_Work instructions_
Retype the trainByCrossValid documentation page below in full, keeping every line, character, and indentation unchanged.

_Text section_
------------------------------------------------------------------------

R: Calibrate a distribution/niche model using cross-validation

trainByCrossValid {enmSdmX}

R Documentation

Calibrate a distribution/niche model using cross-validation

Description

This function is an extension of any of the trainXYZ functions for calibrating species distribution and ecological niche models. This function uses the trainXYZ function to calibrate and evaluate a suite of models using cross-validation. The models are evaluated against withheld data to determine the optimal settings for a "final" model using all available data. The function returns a set of models and/or a table with statistics on each model. The statistics represent various measures of model accuracy, and are calculated against training and test sites (separately).

Usage

trainByCrossValid(
  data,
  resp = names(data)[1],
  preds = names(data)[2:ncol(data)],
  folds = predicts::folds(data),
  trainFx = enmSdmX::trainGLM,
  ...,
  weightEvalTrain = TRUE,
  weightEvalTest = TRUE,
  na.rm = FALSE,
  outputModels = TRUE,
  verbose = 0
)

------------------------------------------------------------------------

[Bounding box entries]
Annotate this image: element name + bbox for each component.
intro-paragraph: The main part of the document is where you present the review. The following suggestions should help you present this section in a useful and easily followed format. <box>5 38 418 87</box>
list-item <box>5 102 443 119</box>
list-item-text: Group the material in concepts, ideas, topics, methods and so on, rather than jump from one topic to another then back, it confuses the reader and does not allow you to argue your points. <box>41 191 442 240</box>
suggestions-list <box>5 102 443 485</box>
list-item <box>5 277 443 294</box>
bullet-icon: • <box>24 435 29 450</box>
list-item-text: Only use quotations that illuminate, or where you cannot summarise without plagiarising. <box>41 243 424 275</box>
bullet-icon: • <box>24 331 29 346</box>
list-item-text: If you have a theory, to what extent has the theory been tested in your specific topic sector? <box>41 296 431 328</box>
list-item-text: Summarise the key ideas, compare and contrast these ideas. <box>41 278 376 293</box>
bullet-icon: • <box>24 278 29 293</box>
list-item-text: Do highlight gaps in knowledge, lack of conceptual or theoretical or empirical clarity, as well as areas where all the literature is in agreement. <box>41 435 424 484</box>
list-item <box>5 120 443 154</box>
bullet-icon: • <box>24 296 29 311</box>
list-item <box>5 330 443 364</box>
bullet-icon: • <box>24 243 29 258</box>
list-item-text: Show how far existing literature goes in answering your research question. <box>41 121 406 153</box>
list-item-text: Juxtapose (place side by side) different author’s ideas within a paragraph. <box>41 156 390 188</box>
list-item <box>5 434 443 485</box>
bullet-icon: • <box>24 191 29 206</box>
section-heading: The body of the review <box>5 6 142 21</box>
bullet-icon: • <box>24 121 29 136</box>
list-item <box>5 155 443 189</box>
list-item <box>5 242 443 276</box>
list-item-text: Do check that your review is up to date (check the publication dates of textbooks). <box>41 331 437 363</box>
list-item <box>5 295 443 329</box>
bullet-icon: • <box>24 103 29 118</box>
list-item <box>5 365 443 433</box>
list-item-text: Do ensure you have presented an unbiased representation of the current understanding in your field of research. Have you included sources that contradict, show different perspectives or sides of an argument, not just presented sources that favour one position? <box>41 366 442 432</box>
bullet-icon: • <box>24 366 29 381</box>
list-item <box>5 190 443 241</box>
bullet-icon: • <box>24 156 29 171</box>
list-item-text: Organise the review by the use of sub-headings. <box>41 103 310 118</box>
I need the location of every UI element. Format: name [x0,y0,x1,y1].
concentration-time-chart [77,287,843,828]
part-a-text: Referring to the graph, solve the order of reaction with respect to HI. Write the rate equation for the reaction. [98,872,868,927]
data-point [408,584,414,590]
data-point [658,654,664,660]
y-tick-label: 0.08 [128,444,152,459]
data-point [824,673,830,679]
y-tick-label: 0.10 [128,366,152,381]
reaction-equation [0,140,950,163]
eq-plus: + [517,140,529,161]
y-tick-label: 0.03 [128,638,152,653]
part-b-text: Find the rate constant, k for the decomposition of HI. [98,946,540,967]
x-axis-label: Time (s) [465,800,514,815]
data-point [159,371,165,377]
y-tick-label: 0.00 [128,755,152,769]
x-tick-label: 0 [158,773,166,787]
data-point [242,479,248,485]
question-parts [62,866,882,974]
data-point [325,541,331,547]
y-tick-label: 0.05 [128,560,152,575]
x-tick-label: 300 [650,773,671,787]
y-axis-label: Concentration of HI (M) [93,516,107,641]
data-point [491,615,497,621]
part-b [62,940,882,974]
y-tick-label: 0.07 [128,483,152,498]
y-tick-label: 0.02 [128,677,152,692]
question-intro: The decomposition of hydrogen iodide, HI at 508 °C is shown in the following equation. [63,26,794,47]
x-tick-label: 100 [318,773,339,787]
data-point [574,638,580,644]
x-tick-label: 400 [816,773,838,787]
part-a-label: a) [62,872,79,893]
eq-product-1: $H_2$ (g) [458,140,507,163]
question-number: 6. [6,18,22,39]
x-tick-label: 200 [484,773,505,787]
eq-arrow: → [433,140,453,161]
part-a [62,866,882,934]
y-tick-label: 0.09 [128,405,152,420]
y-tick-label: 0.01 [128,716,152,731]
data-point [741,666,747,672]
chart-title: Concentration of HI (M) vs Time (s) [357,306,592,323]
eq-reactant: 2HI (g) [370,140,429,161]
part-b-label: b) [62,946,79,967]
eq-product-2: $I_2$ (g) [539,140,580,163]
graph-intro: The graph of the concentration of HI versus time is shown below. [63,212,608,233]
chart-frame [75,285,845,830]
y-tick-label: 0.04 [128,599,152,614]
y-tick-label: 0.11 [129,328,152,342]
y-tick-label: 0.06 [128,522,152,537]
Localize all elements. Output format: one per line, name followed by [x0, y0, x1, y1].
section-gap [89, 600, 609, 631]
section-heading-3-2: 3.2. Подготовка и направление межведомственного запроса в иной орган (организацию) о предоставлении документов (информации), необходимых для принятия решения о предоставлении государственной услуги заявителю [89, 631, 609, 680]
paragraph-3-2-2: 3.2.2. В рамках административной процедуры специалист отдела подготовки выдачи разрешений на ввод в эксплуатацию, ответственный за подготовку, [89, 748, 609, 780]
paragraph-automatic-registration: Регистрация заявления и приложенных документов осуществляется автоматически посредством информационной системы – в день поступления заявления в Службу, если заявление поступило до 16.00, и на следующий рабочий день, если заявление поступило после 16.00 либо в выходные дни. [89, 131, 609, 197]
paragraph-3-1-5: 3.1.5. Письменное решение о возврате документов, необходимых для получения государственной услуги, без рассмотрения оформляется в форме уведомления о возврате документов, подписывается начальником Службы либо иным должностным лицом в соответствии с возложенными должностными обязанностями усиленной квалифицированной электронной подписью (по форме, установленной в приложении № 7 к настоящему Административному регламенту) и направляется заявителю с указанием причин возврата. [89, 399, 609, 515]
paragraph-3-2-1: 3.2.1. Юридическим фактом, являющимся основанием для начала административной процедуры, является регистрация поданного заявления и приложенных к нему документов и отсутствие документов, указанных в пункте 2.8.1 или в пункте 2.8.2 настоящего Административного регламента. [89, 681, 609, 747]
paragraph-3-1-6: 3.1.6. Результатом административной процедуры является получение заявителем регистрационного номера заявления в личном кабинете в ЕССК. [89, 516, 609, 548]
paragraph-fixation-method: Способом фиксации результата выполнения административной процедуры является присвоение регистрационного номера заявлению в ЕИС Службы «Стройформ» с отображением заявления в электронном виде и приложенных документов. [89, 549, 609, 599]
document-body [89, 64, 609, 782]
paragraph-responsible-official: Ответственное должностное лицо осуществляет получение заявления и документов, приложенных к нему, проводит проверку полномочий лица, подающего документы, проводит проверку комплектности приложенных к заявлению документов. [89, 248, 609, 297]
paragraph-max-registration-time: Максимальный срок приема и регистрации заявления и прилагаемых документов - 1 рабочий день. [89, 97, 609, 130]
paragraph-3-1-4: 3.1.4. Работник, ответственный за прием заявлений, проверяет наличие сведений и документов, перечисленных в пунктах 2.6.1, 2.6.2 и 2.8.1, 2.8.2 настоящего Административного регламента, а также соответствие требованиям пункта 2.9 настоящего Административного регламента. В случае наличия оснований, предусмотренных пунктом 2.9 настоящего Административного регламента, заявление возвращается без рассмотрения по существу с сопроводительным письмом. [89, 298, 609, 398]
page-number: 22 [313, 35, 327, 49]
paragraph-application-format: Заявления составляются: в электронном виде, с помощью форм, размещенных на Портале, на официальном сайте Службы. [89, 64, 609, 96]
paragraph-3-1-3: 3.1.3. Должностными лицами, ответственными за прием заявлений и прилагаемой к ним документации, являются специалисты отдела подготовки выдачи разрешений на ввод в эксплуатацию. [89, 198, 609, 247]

------------------------------------------------------------------------

_Reply_
R: Calibrate a distribution/niche model using cross-validation

trainByCrossValid {enmSdmX}

R Documentation

Calibrate a distribution/niche model using cross-validation

Description

This function is an extension of any of the trainXYZ functions for calibrating species distribution and ecological niche models. This function uses the trainXYZ function to calibrate and evaluate a suite of models using cross-validation. The models are evaluated against withheld data to determine the optimal settings for a "final" model using all available data. The function returns a set of models and/or a table with statistics on each model. The statistics represent various measures of model accuracy, and are calculated against training and test sites (separately).

Usage

trainByCrossValid(
  data,
  resp = names(data)[1],
  preds = names(data)[2:ncol(data)],
  folds = predicts::folds(data),
  trainFx = enmSdmX::trainGLM,
  ...,
  weightEvalTrain = TRUE,
  weightEvalTest = TRUE,
  na.rm = FALSE,
  outputModels = TRUE,
  verbose = 0
)